(Data listing)
:::
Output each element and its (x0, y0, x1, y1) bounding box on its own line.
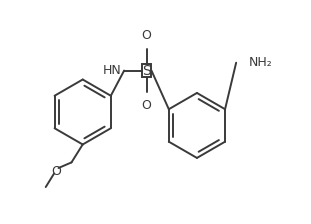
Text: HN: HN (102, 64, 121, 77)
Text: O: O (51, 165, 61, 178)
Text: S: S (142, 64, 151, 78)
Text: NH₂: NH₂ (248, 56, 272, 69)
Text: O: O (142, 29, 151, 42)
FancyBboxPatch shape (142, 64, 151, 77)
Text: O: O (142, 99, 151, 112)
:::
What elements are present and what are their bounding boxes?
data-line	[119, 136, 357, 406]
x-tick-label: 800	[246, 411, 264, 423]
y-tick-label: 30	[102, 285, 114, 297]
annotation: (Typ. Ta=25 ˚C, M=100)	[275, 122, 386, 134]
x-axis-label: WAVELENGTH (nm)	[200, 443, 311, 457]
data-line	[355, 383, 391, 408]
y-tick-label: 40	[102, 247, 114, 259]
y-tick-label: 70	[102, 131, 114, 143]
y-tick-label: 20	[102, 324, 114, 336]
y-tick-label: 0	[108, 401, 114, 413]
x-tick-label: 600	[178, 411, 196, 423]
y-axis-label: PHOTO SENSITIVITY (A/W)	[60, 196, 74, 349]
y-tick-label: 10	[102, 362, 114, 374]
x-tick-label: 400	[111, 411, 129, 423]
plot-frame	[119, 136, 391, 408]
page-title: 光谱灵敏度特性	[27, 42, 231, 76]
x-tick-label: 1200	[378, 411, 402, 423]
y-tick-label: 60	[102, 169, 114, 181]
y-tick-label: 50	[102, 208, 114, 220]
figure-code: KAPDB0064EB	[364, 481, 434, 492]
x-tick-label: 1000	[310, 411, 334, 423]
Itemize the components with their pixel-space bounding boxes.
:::
*Exercise brief:*
Update the entries starting with the line containing "Output each element" and going on through the line containing "Text: O: O (142, 99, 151, 112)" so that "its own line" becomes "a separate line", with everything else unchanged. Leave the pictures out of your answer.

*Complete response:*
Output each element and its (x0, y0, x1, y1) bounding box on a separate line.
Text: HN: HN (102, 64, 121, 77)
Text: O: O (51, 165, 61, 178)
Text: S: S (142, 64, 151, 78)
Text: NH₂: NH₂ (248, 56, 272, 69)
Text: O: O (142, 29, 151, 42)
FancyBboxPatch shape (142, 64, 151, 77)
Text: O: O (142, 99, 151, 112)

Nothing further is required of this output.